:: Выбранный текст ::
______________________________

В Париже в начале 1920-х годов кипела творческая жизнь. Здесь обосновались крупные русские писатели, поэты, философы, музыканты, артисты. Этот исключительно живой, интеллектуально насыщенный период многократно и подробно описывался в воспоминаниях современников. Черновы находились в центре всех событий. Они близко дружили с Мариной Цветаевой, некоторое время она у них жила. В круг их ближайших друзей входили и Ремизовы.

В 1926-м Ольга Викторовна вышла замуж за Вадима Андреева, молодого поэта, старшего сына Леонида Николаевича Андреева. Ранняя биография Вадима Леонидовича известна русскому читателю по его автобиографическим книгам «Детство» и «История одного путешествия», напечатанным в СССР в 1960-х годах.

______________________________

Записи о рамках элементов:

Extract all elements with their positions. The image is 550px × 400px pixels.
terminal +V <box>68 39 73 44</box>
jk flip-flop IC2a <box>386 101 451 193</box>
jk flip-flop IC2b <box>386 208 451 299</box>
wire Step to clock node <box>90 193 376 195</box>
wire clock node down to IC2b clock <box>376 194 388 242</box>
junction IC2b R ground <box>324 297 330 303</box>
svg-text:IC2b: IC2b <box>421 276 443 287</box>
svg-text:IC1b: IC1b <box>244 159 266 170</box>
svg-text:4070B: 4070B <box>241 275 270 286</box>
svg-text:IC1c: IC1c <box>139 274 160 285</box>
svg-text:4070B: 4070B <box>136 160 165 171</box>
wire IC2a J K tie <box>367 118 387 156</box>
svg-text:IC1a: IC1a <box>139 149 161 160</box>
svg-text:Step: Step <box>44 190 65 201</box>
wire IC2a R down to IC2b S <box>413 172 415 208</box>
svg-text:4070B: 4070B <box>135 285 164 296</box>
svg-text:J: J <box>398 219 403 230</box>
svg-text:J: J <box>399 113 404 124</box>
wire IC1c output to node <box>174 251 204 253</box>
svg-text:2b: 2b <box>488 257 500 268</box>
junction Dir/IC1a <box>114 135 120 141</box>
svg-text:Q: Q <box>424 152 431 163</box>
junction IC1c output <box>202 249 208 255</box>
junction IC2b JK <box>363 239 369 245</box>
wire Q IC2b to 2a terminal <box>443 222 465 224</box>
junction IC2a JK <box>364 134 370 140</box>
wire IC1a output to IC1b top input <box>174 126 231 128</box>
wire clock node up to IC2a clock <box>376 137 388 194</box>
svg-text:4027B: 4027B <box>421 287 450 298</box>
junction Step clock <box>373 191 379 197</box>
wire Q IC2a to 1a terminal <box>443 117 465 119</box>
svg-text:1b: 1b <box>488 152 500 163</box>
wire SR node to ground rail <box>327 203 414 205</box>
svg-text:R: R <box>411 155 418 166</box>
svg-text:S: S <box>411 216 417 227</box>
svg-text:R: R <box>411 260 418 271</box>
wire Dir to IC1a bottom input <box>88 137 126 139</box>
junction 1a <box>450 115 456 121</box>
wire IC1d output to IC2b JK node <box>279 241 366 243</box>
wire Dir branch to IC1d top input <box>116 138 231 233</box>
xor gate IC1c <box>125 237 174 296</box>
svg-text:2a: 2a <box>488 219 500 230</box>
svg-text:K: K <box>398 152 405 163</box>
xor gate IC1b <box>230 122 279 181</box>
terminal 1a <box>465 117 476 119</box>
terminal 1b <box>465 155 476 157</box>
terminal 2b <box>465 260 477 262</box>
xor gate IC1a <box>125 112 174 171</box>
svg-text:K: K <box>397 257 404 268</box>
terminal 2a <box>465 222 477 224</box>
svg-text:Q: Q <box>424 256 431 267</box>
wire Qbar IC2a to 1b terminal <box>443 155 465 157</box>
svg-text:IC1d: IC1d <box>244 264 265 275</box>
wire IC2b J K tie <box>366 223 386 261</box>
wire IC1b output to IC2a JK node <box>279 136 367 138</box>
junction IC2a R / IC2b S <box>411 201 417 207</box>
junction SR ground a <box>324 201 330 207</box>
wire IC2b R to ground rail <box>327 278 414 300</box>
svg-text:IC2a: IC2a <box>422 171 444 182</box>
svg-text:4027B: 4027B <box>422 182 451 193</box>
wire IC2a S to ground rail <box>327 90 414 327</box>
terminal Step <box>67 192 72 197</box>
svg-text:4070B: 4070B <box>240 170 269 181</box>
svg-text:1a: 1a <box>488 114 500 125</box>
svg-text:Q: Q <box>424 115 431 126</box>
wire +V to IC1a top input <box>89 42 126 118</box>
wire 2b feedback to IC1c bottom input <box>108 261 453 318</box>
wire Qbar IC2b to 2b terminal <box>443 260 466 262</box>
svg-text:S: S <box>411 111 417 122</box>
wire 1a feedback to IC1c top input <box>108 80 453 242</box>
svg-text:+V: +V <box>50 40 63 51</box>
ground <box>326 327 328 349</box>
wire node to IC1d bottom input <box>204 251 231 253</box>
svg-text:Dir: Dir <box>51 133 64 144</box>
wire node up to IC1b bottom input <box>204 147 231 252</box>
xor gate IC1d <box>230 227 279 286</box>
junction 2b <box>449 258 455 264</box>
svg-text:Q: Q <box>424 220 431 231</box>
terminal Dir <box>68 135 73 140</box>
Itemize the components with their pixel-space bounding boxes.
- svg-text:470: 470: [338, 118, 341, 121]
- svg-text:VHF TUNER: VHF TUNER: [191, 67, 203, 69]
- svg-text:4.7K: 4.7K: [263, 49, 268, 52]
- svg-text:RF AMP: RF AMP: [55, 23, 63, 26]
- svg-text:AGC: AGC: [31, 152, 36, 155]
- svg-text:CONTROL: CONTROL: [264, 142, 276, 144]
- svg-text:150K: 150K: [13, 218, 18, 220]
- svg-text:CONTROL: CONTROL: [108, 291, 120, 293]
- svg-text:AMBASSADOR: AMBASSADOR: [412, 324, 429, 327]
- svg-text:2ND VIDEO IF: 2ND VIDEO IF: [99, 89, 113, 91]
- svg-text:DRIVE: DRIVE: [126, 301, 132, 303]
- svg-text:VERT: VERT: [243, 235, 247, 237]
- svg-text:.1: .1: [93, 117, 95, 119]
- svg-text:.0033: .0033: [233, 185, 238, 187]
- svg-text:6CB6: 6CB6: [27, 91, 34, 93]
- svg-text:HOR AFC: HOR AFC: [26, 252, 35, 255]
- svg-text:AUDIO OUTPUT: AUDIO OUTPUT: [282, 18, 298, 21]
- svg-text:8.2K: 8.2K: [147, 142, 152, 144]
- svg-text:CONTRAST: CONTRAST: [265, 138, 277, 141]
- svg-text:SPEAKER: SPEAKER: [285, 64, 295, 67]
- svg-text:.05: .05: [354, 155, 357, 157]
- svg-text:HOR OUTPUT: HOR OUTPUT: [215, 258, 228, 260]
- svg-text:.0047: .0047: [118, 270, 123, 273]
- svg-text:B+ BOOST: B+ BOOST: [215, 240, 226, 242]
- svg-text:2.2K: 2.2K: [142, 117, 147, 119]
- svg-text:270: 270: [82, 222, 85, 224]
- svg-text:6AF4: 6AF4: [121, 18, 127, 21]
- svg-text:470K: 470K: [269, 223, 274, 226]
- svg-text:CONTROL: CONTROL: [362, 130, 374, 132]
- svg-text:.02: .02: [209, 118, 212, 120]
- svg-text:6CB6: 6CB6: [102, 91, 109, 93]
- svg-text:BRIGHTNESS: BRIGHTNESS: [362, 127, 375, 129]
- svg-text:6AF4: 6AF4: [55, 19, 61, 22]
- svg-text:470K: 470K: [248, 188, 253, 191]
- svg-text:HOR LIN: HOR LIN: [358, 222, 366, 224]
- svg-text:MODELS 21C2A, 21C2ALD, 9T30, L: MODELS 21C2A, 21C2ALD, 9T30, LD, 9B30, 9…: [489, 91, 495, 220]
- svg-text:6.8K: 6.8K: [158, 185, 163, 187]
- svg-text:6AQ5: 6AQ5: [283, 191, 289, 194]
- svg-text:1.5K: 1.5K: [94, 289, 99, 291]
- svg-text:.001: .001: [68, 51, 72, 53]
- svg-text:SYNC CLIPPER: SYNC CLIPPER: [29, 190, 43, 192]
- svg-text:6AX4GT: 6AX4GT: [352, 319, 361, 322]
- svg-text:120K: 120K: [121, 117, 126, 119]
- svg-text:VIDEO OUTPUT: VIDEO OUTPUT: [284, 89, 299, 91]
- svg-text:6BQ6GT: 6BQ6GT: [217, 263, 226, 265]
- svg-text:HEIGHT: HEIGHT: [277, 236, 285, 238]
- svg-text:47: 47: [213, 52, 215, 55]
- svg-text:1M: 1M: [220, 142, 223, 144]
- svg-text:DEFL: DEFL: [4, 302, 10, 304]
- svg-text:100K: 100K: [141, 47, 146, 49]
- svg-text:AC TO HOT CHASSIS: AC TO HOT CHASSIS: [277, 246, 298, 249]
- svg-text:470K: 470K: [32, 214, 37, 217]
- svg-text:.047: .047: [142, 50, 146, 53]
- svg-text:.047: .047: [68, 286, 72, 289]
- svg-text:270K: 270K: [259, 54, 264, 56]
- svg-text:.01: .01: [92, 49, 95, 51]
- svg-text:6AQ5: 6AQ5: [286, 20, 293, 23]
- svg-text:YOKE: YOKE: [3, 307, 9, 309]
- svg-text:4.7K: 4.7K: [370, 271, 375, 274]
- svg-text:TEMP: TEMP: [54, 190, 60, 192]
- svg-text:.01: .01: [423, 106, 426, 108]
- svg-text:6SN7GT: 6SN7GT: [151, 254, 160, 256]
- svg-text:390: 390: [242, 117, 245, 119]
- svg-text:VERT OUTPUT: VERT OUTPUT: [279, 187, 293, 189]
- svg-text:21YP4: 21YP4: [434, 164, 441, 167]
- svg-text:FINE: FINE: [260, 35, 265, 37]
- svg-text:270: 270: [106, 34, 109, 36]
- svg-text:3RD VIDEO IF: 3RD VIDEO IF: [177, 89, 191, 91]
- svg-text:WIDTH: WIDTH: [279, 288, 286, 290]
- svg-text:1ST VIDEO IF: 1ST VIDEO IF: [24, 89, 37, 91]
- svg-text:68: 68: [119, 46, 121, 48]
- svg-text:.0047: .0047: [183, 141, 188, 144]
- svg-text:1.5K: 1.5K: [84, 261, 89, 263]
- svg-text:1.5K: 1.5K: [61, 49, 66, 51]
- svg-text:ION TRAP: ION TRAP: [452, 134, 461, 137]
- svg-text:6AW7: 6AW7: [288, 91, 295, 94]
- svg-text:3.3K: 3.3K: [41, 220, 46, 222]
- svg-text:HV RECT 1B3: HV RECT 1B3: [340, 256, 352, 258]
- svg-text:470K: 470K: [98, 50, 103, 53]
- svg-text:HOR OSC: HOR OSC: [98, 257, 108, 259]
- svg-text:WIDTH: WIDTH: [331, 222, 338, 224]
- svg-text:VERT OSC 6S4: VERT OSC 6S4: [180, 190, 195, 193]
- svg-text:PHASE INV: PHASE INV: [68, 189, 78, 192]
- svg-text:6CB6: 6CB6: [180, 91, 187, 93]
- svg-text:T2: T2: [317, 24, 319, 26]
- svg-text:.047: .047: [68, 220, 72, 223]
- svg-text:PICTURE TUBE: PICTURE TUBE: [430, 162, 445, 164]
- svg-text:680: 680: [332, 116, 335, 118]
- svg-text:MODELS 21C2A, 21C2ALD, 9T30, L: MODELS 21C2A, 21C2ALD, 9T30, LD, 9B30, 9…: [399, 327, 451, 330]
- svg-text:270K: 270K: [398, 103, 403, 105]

______________________________

:: Цель задания ::
Повторите выбранный текст целиком, слово в слово.

:: Правильный ответ ::
В Париже в начале 1920-х годов кипела творческая жизнь. Здесь обосновались крупные русские писатели, поэты, философы, музыканты, артисты. Этот исключительно живой, интеллектуально насыщенный период многократно и подробно описывался в воспоминаниях современников. Черновы находились в центре всех событий. Они близко дружили с Мариной Цветаевой, некоторое время она у них жила. В круг их ближайших друзей входили и Ремизовы.

В 1926-м Ольга Викторовна вышла замуж за Вадима Андреева, молодого поэта, старшего сына Леонида Николаевича Андреева. Ранняя биография Вадима Леонидовича известна русскому читателю по его автобиографическим книгам «Детство» и «История одного путешествия», напечатанным в СССР в 1960-х годах.